Requirements.
Check each line for the word "JSON" and give how many have it. Say nothing else.
********************
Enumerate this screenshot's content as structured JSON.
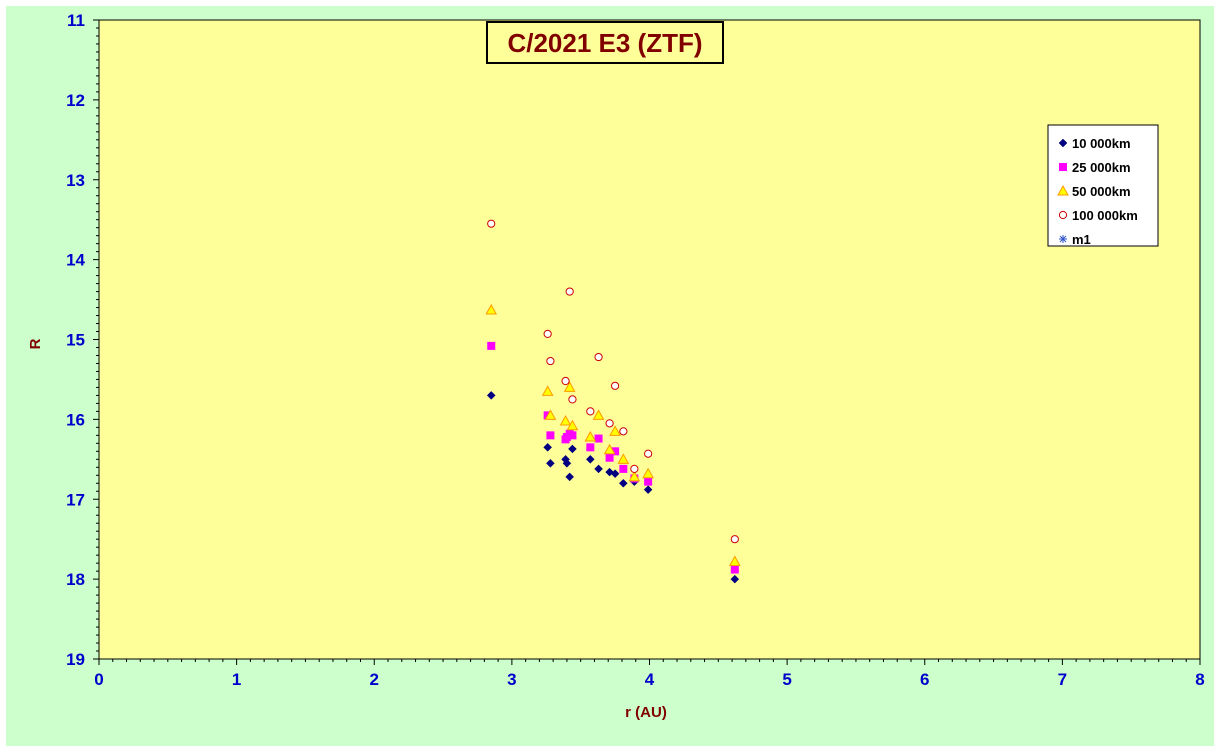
{
  "chart_data": {
    "type": "scatter",
    "title": "C/2021 E3 (ZTF)",
    "xlabel": "r (AU)",
    "ylabel": "R",
    "xlim": [
      0,
      8
    ],
    "ylim": [
      11,
      19
    ],
    "y_inverted": true,
    "x_ticks": [
      "0",
      "1",
      "2",
      "3",
      "4",
      "5",
      "6",
      "7",
      "8"
    ],
    "y_ticks": [
      "11",
      "12",
      "13",
      "14",
      "15",
      "16",
      "17",
      "18",
      "19"
    ],
    "grid": false,
    "legend_position": "top-right",
    "colors": {
      "outer_background": "#ccffcc",
      "plot_background": "#ffff99",
      "tick_labels": "#0000cc",
      "titles": "#800000"
    },
    "series": [
      {
        "name": "10 000km",
        "marker": "diamond",
        "color": "#000080",
        "x": [
          2.85,
          3.26,
          3.28,
          3.39,
          3.4,
          3.42,
          3.44,
          3.57,
          3.63,
          3.71,
          3.75,
          3.81,
          3.89,
          3.99,
          4.62
        ],
        "y": [
          15.7,
          16.35,
          16.55,
          16.5,
          16.55,
          16.72,
          16.37,
          16.5,
          16.62,
          16.66,
          16.68,
          16.8,
          16.78,
          16.88,
          18.0
        ]
      },
      {
        "name": "25 000km",
        "marker": "square",
        "color": "#ff00ff",
        "x": [
          2.85,
          3.26,
          3.28,
          3.39,
          3.4,
          3.42,
          3.44,
          3.57,
          3.63,
          3.71,
          3.75,
          3.81,
          3.89,
          3.99,
          4.62
        ],
        "y": [
          15.08,
          15.95,
          16.2,
          16.25,
          16.22,
          16.18,
          16.2,
          16.35,
          16.24,
          16.48,
          16.4,
          16.62,
          16.74,
          16.78,
          17.88
        ]
      },
      {
        "name": "50 000km",
        "marker": "triangle",
        "color": "#ff9900",
        "x": [
          2.85,
          3.26,
          3.28,
          3.39,
          3.42,
          3.44,
          3.57,
          3.63,
          3.71,
          3.75,
          3.81,
          3.89,
          3.99,
          4.62
        ],
        "y": [
          14.63,
          15.65,
          15.95,
          16.02,
          15.6,
          16.08,
          16.22,
          15.95,
          16.38,
          16.15,
          16.5,
          16.72,
          16.68,
          17.78
        ]
      },
      {
        "name": "100 000km",
        "marker": "circle",
        "color": "#cc0000",
        "x": [
          2.85,
          3.26,
          3.28,
          3.39,
          3.42,
          3.44,
          3.57,
          3.63,
          3.71,
          3.75,
          3.81,
          3.89,
          3.99,
          4.62
        ],
        "y": [
          13.55,
          14.93,
          15.27,
          15.52,
          14.4,
          15.75,
          15.9,
          15.22,
          16.05,
          15.58,
          16.15,
          16.62,
          16.43,
          17.5
        ]
      },
      {
        "name": "m1",
        "marker": "asterisk",
        "color": "#3355cc",
        "x": [],
        "y": []
      }
    ]
  }
}
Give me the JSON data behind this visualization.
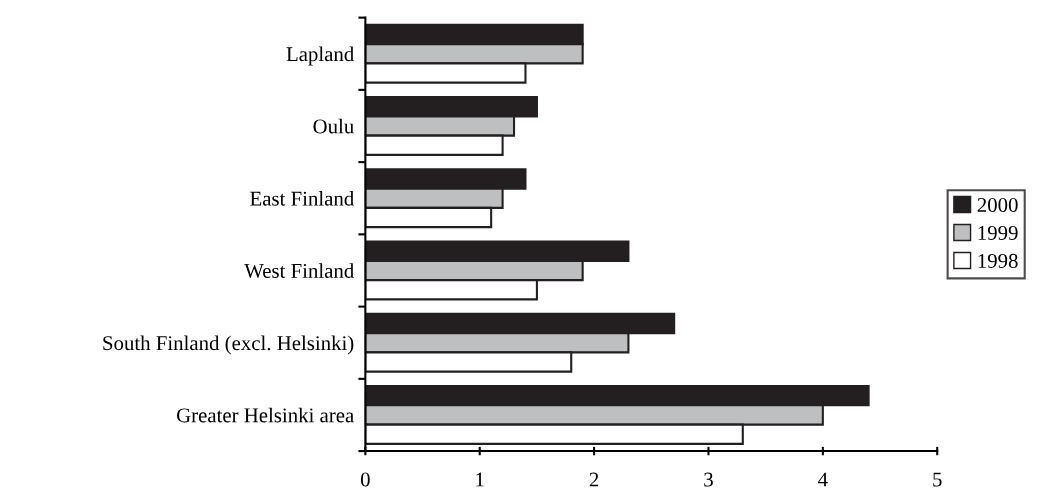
********************
The answer.
2